__Objective__.
Isolate every line in the data with the string "image" and copy it.

_ _ _

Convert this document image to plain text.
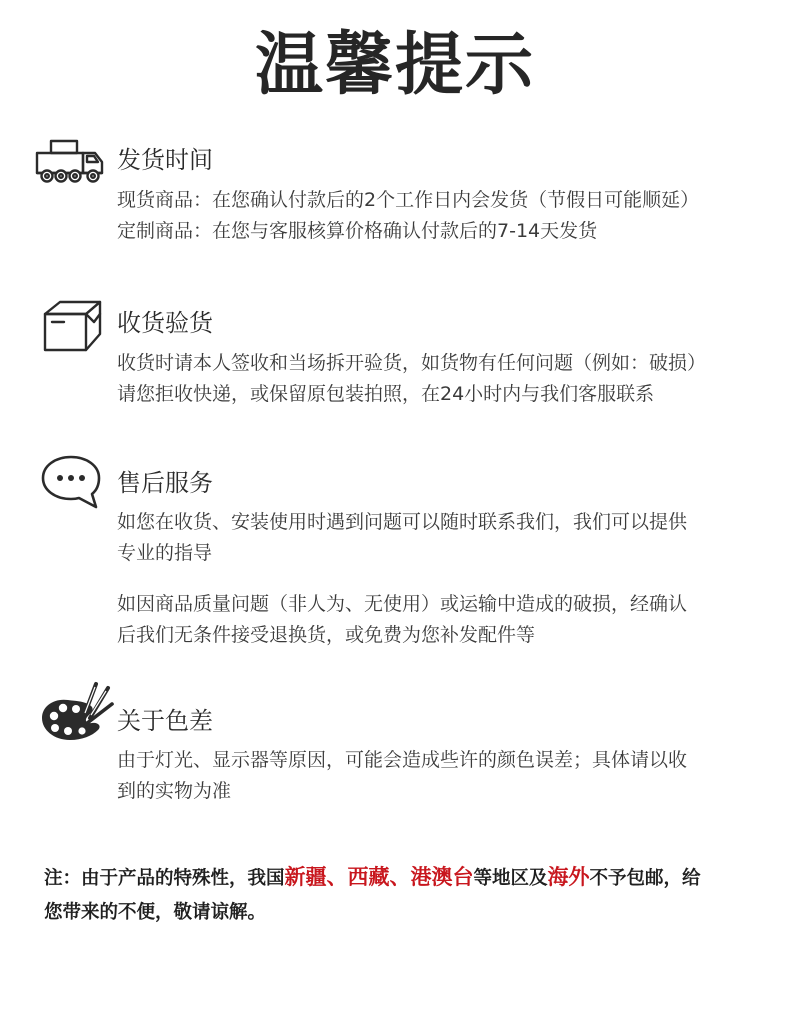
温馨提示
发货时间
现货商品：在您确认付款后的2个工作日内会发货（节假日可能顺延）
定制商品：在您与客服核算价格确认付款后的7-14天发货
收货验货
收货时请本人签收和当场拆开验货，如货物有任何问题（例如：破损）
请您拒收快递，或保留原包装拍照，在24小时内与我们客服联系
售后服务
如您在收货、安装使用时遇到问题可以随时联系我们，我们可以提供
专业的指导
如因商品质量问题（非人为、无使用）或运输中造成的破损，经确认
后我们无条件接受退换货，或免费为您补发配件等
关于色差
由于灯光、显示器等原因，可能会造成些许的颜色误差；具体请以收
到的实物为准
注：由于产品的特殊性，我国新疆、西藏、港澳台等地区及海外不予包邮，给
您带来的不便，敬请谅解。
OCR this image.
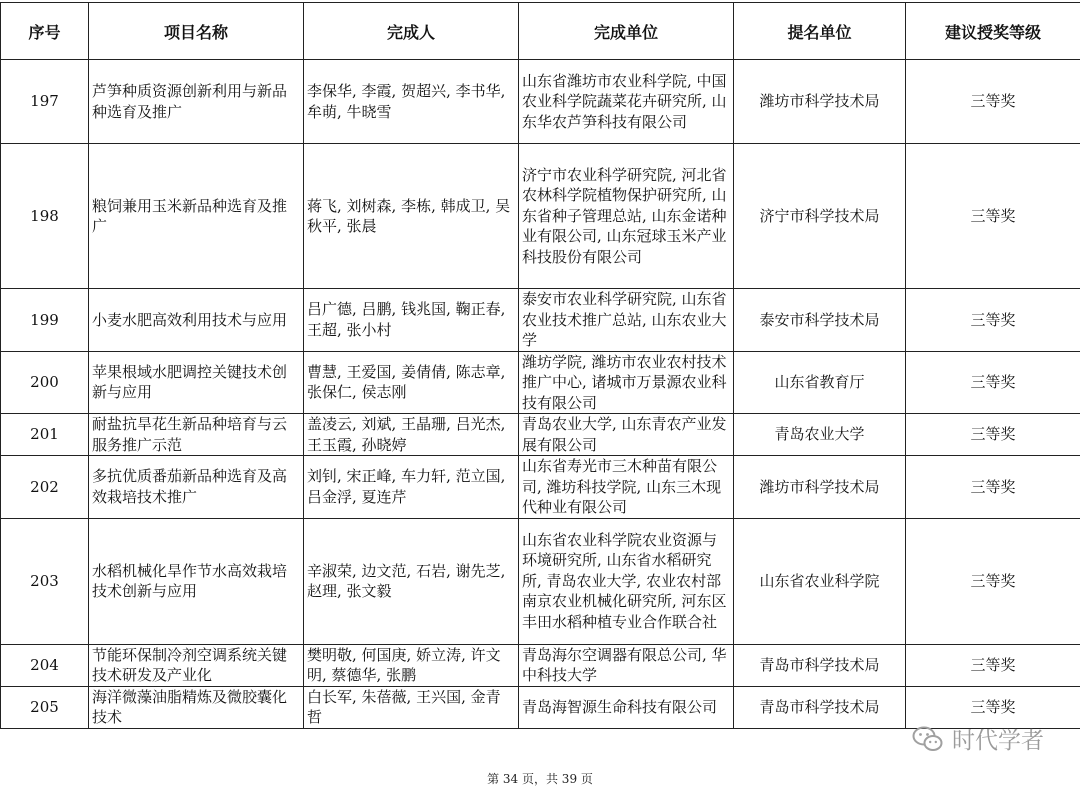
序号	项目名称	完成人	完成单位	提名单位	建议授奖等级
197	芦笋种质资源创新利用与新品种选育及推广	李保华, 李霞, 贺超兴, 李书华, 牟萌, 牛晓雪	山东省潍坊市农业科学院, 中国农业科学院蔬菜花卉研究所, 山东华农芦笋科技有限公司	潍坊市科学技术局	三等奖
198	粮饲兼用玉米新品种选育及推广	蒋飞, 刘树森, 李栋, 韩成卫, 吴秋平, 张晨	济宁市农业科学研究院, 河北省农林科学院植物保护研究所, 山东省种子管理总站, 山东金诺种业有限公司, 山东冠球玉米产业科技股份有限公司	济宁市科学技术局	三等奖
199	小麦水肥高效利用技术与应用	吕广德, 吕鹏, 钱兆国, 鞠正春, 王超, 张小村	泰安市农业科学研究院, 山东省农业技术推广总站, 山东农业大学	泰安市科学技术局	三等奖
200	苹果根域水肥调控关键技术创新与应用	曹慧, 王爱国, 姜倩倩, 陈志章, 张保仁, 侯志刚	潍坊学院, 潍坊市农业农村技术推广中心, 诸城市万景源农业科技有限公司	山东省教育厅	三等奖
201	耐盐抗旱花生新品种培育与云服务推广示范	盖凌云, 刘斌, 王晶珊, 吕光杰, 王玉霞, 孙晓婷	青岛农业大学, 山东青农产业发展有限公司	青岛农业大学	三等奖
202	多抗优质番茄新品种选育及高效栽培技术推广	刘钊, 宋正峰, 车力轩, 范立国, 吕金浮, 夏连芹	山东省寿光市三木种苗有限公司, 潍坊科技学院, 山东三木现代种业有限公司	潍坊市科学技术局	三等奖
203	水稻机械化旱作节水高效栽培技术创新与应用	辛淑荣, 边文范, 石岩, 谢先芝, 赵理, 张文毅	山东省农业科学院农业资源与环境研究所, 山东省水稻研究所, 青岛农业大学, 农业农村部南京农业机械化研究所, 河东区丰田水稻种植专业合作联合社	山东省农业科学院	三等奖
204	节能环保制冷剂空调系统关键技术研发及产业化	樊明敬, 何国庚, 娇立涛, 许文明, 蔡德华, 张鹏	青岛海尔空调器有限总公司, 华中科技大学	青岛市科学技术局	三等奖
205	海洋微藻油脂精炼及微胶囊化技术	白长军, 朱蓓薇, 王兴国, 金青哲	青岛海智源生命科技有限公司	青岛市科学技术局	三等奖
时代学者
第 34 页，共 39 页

_ _ _

__Exercise result__.
Convert this document image to plain text.
OCR this image.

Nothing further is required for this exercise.